> **Directions**: Write out each record again exactly as it stands.

= = = = = = =

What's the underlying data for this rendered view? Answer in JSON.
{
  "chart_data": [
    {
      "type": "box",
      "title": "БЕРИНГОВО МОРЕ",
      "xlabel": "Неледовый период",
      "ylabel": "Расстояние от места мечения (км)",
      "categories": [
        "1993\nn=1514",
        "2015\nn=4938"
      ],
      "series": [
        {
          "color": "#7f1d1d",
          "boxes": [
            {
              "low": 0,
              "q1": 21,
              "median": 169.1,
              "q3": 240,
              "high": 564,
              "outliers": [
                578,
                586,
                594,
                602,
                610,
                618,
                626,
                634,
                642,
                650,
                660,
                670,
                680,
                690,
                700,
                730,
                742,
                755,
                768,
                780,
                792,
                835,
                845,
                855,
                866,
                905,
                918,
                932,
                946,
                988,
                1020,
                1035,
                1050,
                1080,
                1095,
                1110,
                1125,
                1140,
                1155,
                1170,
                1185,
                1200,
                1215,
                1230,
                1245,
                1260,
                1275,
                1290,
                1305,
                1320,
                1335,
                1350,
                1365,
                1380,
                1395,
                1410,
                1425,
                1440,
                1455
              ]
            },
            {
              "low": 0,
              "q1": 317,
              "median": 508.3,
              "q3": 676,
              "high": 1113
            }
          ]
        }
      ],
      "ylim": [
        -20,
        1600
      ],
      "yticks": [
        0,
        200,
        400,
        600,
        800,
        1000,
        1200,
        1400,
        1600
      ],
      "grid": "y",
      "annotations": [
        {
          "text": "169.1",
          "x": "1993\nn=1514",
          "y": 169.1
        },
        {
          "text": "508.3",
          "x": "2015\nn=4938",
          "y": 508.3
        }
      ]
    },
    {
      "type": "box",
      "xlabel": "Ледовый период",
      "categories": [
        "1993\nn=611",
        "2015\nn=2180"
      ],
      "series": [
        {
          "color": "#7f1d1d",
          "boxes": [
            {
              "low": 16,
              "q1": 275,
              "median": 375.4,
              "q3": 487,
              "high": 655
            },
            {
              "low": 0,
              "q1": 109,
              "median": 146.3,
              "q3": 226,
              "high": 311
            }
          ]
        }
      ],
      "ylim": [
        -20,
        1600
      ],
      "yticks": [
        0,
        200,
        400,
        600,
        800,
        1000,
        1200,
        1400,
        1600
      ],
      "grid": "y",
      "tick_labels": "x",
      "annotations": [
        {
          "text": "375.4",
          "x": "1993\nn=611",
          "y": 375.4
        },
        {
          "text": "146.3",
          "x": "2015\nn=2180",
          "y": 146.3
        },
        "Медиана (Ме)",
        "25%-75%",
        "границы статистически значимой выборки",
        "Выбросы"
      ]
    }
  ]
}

= = = = = = =

> **Task result**:
What's the underlying data for this rendered view? Answer in JSON.
{
  "chart_data": [
    {
      "type": "box",
      "title": "БЕРИНГОВО МОРЕ",
      "xlabel": "Неледовый период",
      "ylabel": "Расстояние от места мечения (км)",
      "categories": [
        "1993\nn=1514",
        "2015\nn=4938"
      ],
      "series": [
        {
          "color": "#7f1d1d",
          "boxes": [
            {
              "low": 0,
              "q1": 21,
              "median": 169.1,
              "q3": 240,
              "high": 564,
              "outliers": [
                578,
                586,
                594,
                602,
                610,
                618,
                626,
                634,
                642,
                650,
                660,
                670,
                680,
                690,
                700,
                730,
                742,
                755,
                768,
                780,
                792,
                835,
                845,
                855,
                866,
                905,
                918,
                932,
                946,
                988,
                1020,
                1035,
                1050,
                1080,
                1095,
                1110,
                1125,
                1140,
                1155,
                1170,
                1185,
                1200,
                1215,
                1230,
                1245,
                1260,
                1275,
                1290,
                1305,
                1320,
                1335,
                1350,
                1365,
                1380,
                1395,
                1410,
                1425,
                1440,
                1455
              ]
            },
            {
              "low": 0,
              "q1": 317,
              "median": 508.3,
              "q3": 676,
              "high": 1113
            }
          ]
        }
      ],
      "ylim": [
        -20,
        1600
      ],
      "yticks": [
        0,
        200,
        400,
        600,
        800,
        1000,
        1200,
        1400,
        1600
      ],
      "grid": "y",
      "annotations": [
        {
          "text": "169.1",
          "x": "1993\nn=1514",
          "y": 169.1
        },
        {
          "text": "508.3",
          "x": "2015\nn=4938",
          "y": 508.3
        }
      ]
    },
    {
      "type": "box",
      "xlabel": "Ледовый период",
      "categories": [
        "1993\nn=611",
        "2015\nn=2180"
      ],
      "series": [
        {
          "color": "#7f1d1d",
          "boxes": [
            {
              "low": 16,
              "q1": 275,
              "median": 375.4,
              "q3": 487,
              "high": 655
            },
            {
              "low": 0,
              "q1": 109,
              "median": 146.3,
              "q3": 226,
              "high": 311
            }
          ]
        }
      ],
      "ylim": [
        -20,
        1600
      ],
      "yticks": [
        0,
        200,
        400,
        600,
        800,
        1000,
        1200,
        1400,
        1600
      ],
      "grid": "y",
      "tick_labels": "x",
      "annotations": [
        {
          "text": "375.4",
          "x": "1993\nn=611",
          "y": 375.4
        },
        {
          "text": "146.3",
          "x": "2015\nn=2180",
          "y": 146.3
        },
        "Медиана (Ме)",
        "25%-75%",
        "границы статистически значимой выборки",
        "Выбросы"
      ]
    }
  ]
}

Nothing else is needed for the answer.